For this exercise, repeat all of the material verbatim apart from its images.

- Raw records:
↓↓↓
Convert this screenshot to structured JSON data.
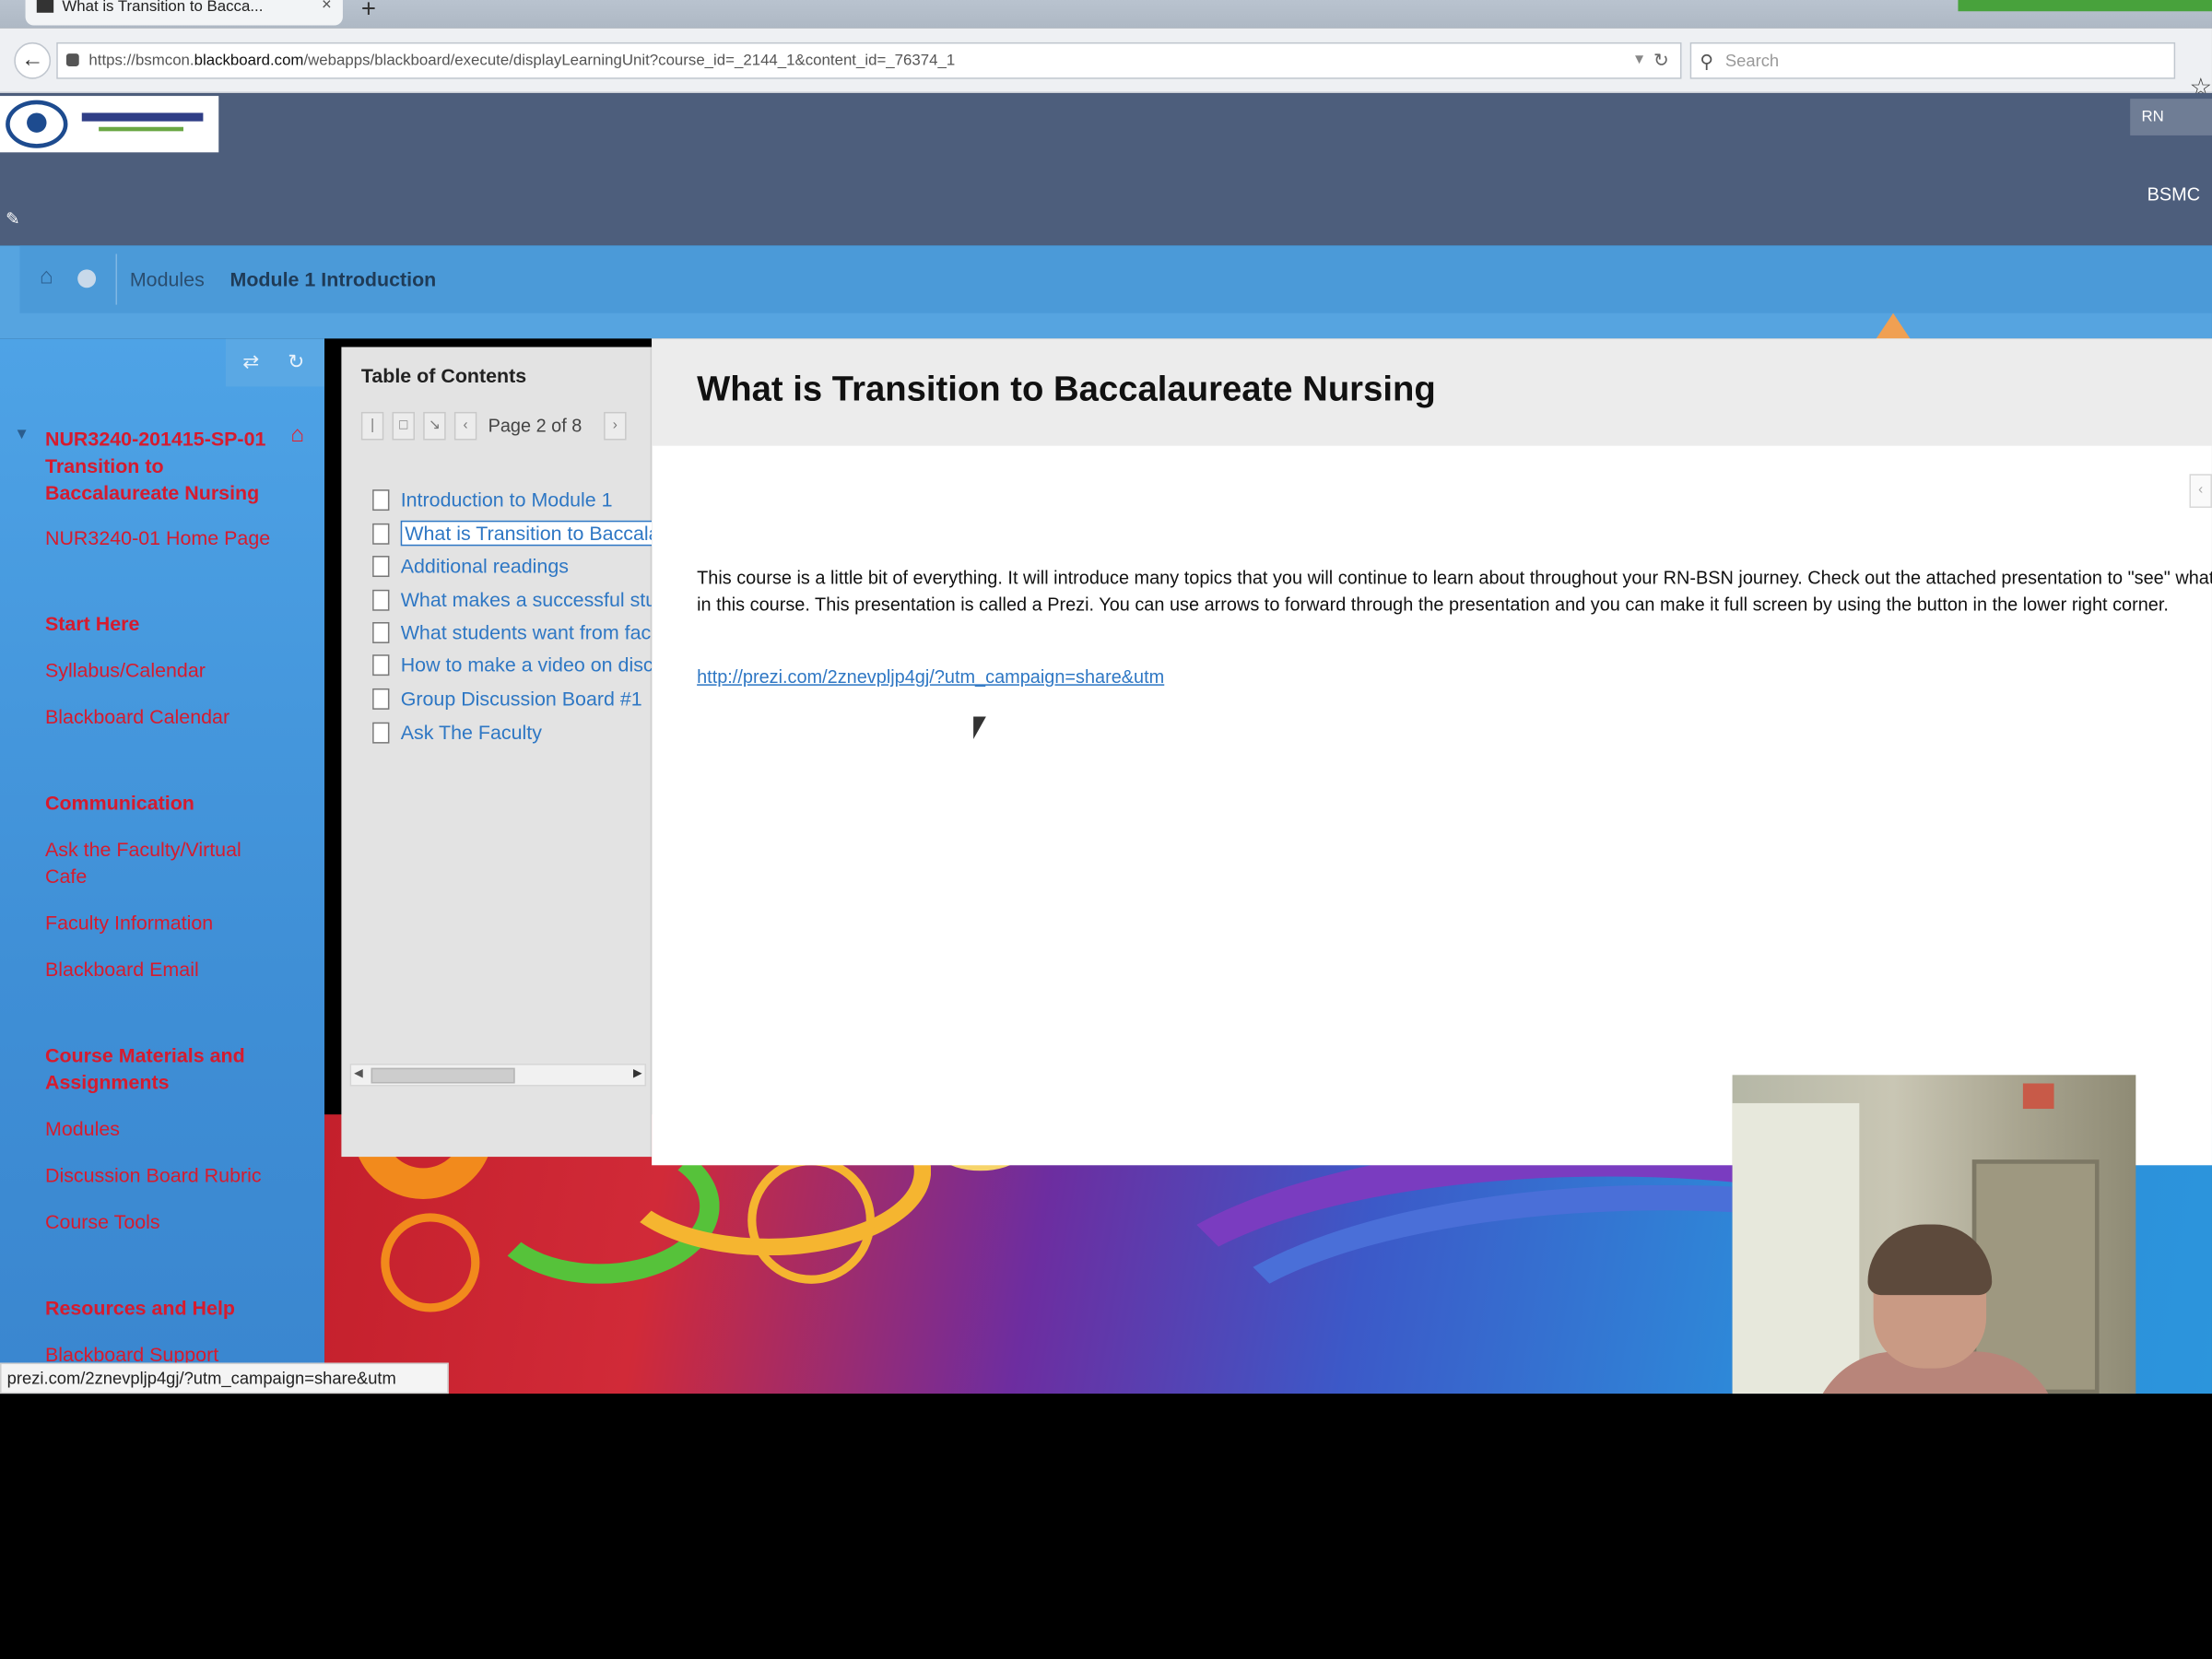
{
  "browser": {
    "tab_title": "What is Transition to Bacca...",
    "tab_close": "×",
    "new_tab": "+",
    "url_prefix": "https://bsmcon.",
    "url_domain": "blackboard.com",
    "url_rest": "/webapps/blackboard/execute/displayLearningUnit?course_id=_2144_1&content_id=_76374_1",
    "search_placeholder": "Search"
  },
  "header": {
    "right_tab_label": "RN",
    "org_label": "BSMC"
  },
  "breadcrumb": {
    "items": [
      "Modules",
      "Module 1 Introduction"
    ]
  },
  "sidebar": {
    "course_title": "NUR3240-201415-SP-01 Transition to Baccalaureate Nursing",
    "items": [
      {
        "label": "NUR3240-01 Home Page",
        "type": "link"
      },
      {
        "label": "Start Here",
        "type": "head"
      },
      {
        "label": "Syllabus/Calendar",
        "type": "link"
      },
      {
        "label": "Blackboard Calendar",
        "type": "link"
      },
      {
        "label": "Communication",
        "type": "head"
      },
      {
        "label": "Ask the Faculty/Virtual Cafe",
        "type": "link"
      },
      {
        "label": "Faculty Information",
        "type": "link"
      },
      {
        "label": "Blackboard Email",
        "type": "link"
      },
      {
        "label": "Course Materials and Assignments",
        "type": "head"
      },
      {
        "label": "Modules",
        "type": "link"
      },
      {
        "label": "Discussion Board Rubric",
        "type": "link"
      },
      {
        "label": "Course Tools",
        "type": "link"
      },
      {
        "label": "Resources and Help",
        "type": "head"
      },
      {
        "label": "Blackboard Support",
        "type": "link"
      }
    ]
  },
  "toc": {
    "title": "Table of Contents",
    "page_label": "Page 2 of 8",
    "current_page": 2,
    "total_pages": 8,
    "items": [
      "Introduction to Module 1",
      "What is Transition to Baccalaureate Nursing",
      "Additional readings",
      "What makes a successful student",
      "What students want from faculty",
      "How to make a video on discussion board",
      "Group Discussion Board #1",
      "Ask The Faculty"
    ]
  },
  "content": {
    "title": "What is Transition to Baccalaureate Nursing",
    "body": "This course is a little bit of everything. It will introduce many topics that you will continue to learn about throughout your RN-BSN journey. Check out the attached presentation to \"see\" what is in this course. This presentation is called a Prezi. You can use arrows to forward through the presentation and you can make it full screen by using the button in the lower right corner.",
    "link": "http://prezi.com/2znevpljp4gj/?utm_campaign=share&utm"
  },
  "status_bar": {
    "text": "prezi.com/2znevpljp4gj/?utm_campaign=share&utm"
  }
}
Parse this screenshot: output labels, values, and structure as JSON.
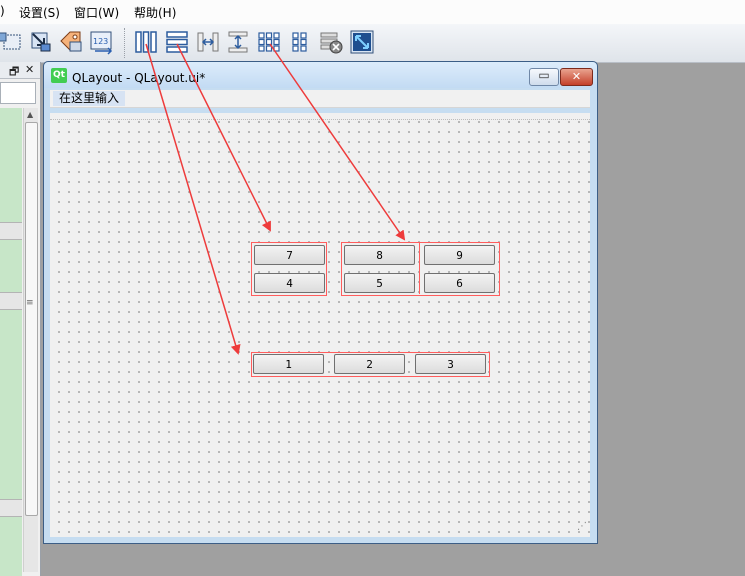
{
  "menubar": {
    "items": [
      ")",
      "设置(S)",
      "窗口(W)",
      "帮助(H)"
    ]
  },
  "toolbar": {
    "buttons": [
      "adjust-size-icon",
      "widget-editing-icon",
      "edit-buddies-icon",
      "tab-order-icon",
      "horizontal-layout-icon",
      "vertical-layout-icon",
      "horizontal-splitter-icon",
      "vertical-splitter-icon",
      "grid-layout-icon",
      "form-layout-icon",
      "break-layout-icon",
      "adjust-size-icon"
    ]
  },
  "left_panel": {
    "float_glyph": "🗗",
    "close_glyph": "✕",
    "scroll_grip": "≡"
  },
  "form_window": {
    "title": "QLayout - QLayout.ui*",
    "logo": "Qt",
    "minimize_glyph": "▭",
    "close_glyph": "✕",
    "menu_item": "在这里输入"
  },
  "buttons": {
    "b1": "1",
    "b2": "2",
    "b3": "3",
    "b4": "4",
    "b5": "5",
    "b6": "6",
    "b7": "7",
    "b8": "8",
    "b9": "9"
  },
  "colors": {
    "layout_border": "#ff5d5d",
    "arrow": "#ee3b3b",
    "widget_box_list": "#c7e6c8"
  }
}
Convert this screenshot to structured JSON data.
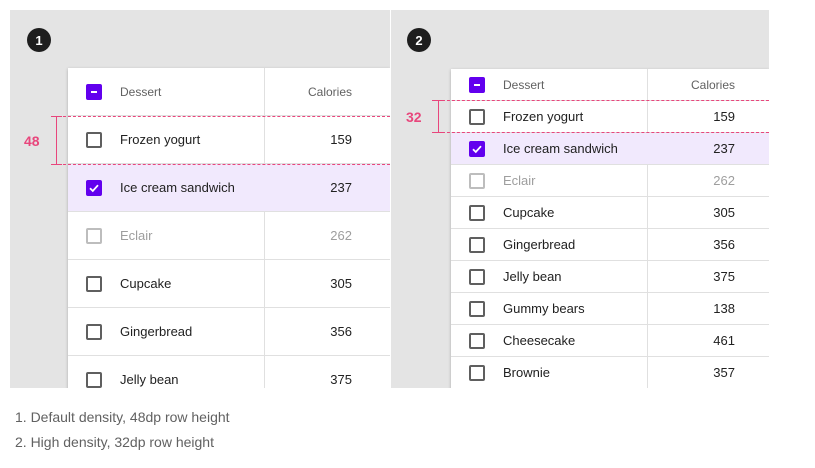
{
  "panels": [
    {
      "marker": "1",
      "headers": {
        "dessert": "Dessert",
        "calories": "Calories"
      },
      "measure_label": "48",
      "rows": [
        {
          "name": "Frozen yogurt",
          "calories": "159",
          "state": "unchecked"
        },
        {
          "name": "Ice cream sandwich",
          "calories": "237",
          "state": "checked"
        },
        {
          "name": "Eclair",
          "calories": "262",
          "state": "disabled"
        },
        {
          "name": "Cupcake",
          "calories": "305",
          "state": "unchecked"
        },
        {
          "name": "Gingerbread",
          "calories": "356",
          "state": "unchecked"
        },
        {
          "name": "Jelly bean",
          "calories": "375",
          "state": "unchecked"
        }
      ]
    },
    {
      "marker": "2",
      "headers": {
        "dessert": "Dessert",
        "calories": "Calories"
      },
      "measure_label": "32",
      "rows": [
        {
          "name": "Frozen yogurt",
          "calories": "159",
          "state": "unchecked"
        },
        {
          "name": "Ice cream sandwich",
          "calories": "237",
          "state": "checked"
        },
        {
          "name": "Eclair",
          "calories": "262",
          "state": "disabled"
        },
        {
          "name": "Cupcake",
          "calories": "305",
          "state": "unchecked"
        },
        {
          "name": "Gingerbread",
          "calories": "356",
          "state": "unchecked"
        },
        {
          "name": "Jelly bean",
          "calories": "375",
          "state": "unchecked"
        },
        {
          "name": "Gummy bears",
          "calories": "138",
          "state": "unchecked"
        },
        {
          "name": "Cheesecake",
          "calories": "461",
          "state": "unchecked"
        },
        {
          "name": "Brownie",
          "calories": "357",
          "state": "unchecked"
        }
      ]
    }
  ],
  "captions": [
    "1. Default density, 48dp row height",
    "2. High density, 32dp row height"
  ],
  "colors": {
    "accent": "#6200ee",
    "selected_row": "#f1e9fd",
    "measure": "#e8467c"
  }
}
↑↑↑
- Task result:
Convert this screenshot to structured JSON data.
{
  "browser": {
    "tab_title": "What is Transition to Bacca...",
    "tab_close": "×",
    "new_tab": "+",
    "url_prefix": "https://bsmcon.",
    "url_domain": "blackboard.com",
    "url_rest": "/webapps/blackboard/execute/displayLearningUnit?course_id=_2144_1&content_id=_76374_1",
    "search_placeholder": "Search"
  },
  "header": {
    "right_tab_label": "RN",
    "org_label": "BSMC"
  },
  "breadcrumb": {
    "items": [
      "Modules",
      "Module 1 Introduction"
    ]
  },
  "sidebar": {
    "course_title": "NUR3240-201415-SP-01 Transition to Baccalaureate Nursing",
    "items": [
      {
        "label": "NUR3240-01 Home Page",
        "type": "link"
      },
      {
        "label": "Start Here",
        "type": "head"
      },
      {
        "label": "Syllabus/Calendar",
        "type": "link"
      },
      {
        "label": "Blackboard Calendar",
        "type": "link"
      },
      {
        "label": "Communication",
        "type": "head"
      },
      {
        "label": "Ask the Faculty/Virtual Cafe",
        "type": "link"
      },
      {
        "label": "Faculty Information",
        "type": "link"
      },
      {
        "label": "Blackboard Email",
        "type": "link"
      },
      {
        "label": "Course Materials and Assignments",
        "type": "head"
      },
      {
        "label": "Modules",
        "type": "link"
      },
      {
        "label": "Discussion Board Rubric",
        "type": "link"
      },
      {
        "label": "Course Tools",
        "type": "link"
      },
      {
        "label": "Resources and Help",
        "type": "head"
      },
      {
        "label": "Blackboard Support",
        "type": "link"
      }
    ]
  },
  "toc": {
    "title": "Table of Contents",
    "page_label": "Page 2 of 8",
    "current_page": 2,
    "total_pages": 8,
    "items": [
      "Introduction to Module 1",
      "What is Transition to Baccalaureate Nursing",
      "Additional readings",
      "What makes a successful student",
      "What students want from faculty",
      "How to make a video on discussion board",
      "Group Discussion Board #1",
      "Ask The Faculty"
    ]
  },
  "content": {
    "title": "What is Transition to Baccalaureate Nursing",
    "body": "This course is a little bit of everything. It will introduce many topics that you will continue to learn about throughout your RN-BSN journey. Check out the attached presentation to \"see\" what is in this course. This presentation is called a Prezi. You can use arrows to forward through the presentation and you can make it full screen by using the button in the lower right corner.",
    "link": "http://prezi.com/2znevpljp4gj/?utm_campaign=share&utm"
  },
  "status_bar": {
    "text": "prezi.com/2znevpljp4gj/?utm_campaign=share&utm"
  }
}
Parse this screenshot: output labels, values, and structure as JSON.
{
  "menubar": {
    "items": [
      ")",
      "设置(S)",
      "窗口(W)",
      "帮助(H)"
    ]
  },
  "toolbar": {
    "buttons": [
      "adjust-size-icon",
      "widget-editing-icon",
      "edit-buddies-icon",
      "tab-order-icon",
      "horizontal-layout-icon",
      "vertical-layout-icon",
      "horizontal-splitter-icon",
      "vertical-splitter-icon",
      "grid-layout-icon",
      "form-layout-icon",
      "break-layout-icon",
      "adjust-size-icon"
    ]
  },
  "left_panel": {
    "float_glyph": "🗗",
    "close_glyph": "✕",
    "scroll_grip": "≡"
  },
  "form_window": {
    "title": "QLayout - QLayout.ui*",
    "logo": "Qt",
    "minimize_glyph": "▭",
    "close_glyph": "✕",
    "menu_item": "在这里输入"
  },
  "buttons": {
    "b1": "1",
    "b2": "2",
    "b3": "3",
    "b4": "4",
    "b5": "5",
    "b6": "6",
    "b7": "7",
    "b8": "8",
    "b9": "9"
  },
  "colors": {
    "layout_border": "#ff5d5d",
    "arrow": "#ee3b3b",
    "widget_box_list": "#c7e6c8"
  }
}
Convert this screenshot to structured JSON data.
{
  "panels": [
    {
      "marker": "1",
      "headers": {
        "dessert": "Dessert",
        "calories": "Calories"
      },
      "measure_label": "48",
      "rows": [
        {
          "name": "Frozen yogurt",
          "calories": "159",
          "state": "unchecked"
        },
        {
          "name": "Ice cream sandwich",
          "calories": "237",
          "state": "checked"
        },
        {
          "name": "Eclair",
          "calories": "262",
          "state": "disabled"
        },
        {
          "name": "Cupcake",
          "calories": "305",
          "state": "unchecked"
        },
        {
          "name": "Gingerbread",
          "calories": "356",
          "state": "unchecked"
        },
        {
          "name": "Jelly bean",
          "calories": "375",
          "state": "unchecked"
        }
      ]
    },
    {
      "marker": "2",
      "headers": {
        "dessert": "Dessert",
        "calories": "Calories"
      },
      "measure_label": "32",
      "rows": [
        {
          "name": "Frozen yogurt",
          "calories": "159",
          "state": "unchecked"
        },
        {
          "name": "Ice cream sandwich",
          "calories": "237",
          "state": "checked"
        },
        {
          "name": "Eclair",
          "calories": "262",
          "state": "disabled"
        },
        {
          "name": "Cupcake",
          "calories": "305",
          "state": "unchecked"
        },
        {
          "name": "Gingerbread",
          "calories": "356",
          "state": "unchecked"
        },
        {
          "name": "Jelly bean",
          "calories": "375",
          "state": "unchecked"
        },
        {
          "name": "Gummy bears",
          "calories": "138",
          "state": "unchecked"
        },
        {
          "name": "Cheesecake",
          "calories": "461",
          "state": "unchecked"
        },
        {
          "name": "Brownie",
          "calories": "357",
          "state": "unchecked"
        }
      ]
    }
  ],
  "captions": [
    "1. Default density, 48dp row height",
    "2. High density, 32dp row height"
  ],
  "colors": {
    "accent": "#6200ee",
    "selected_row": "#f1e9fd",
    "measure": "#e8467c"
  }
}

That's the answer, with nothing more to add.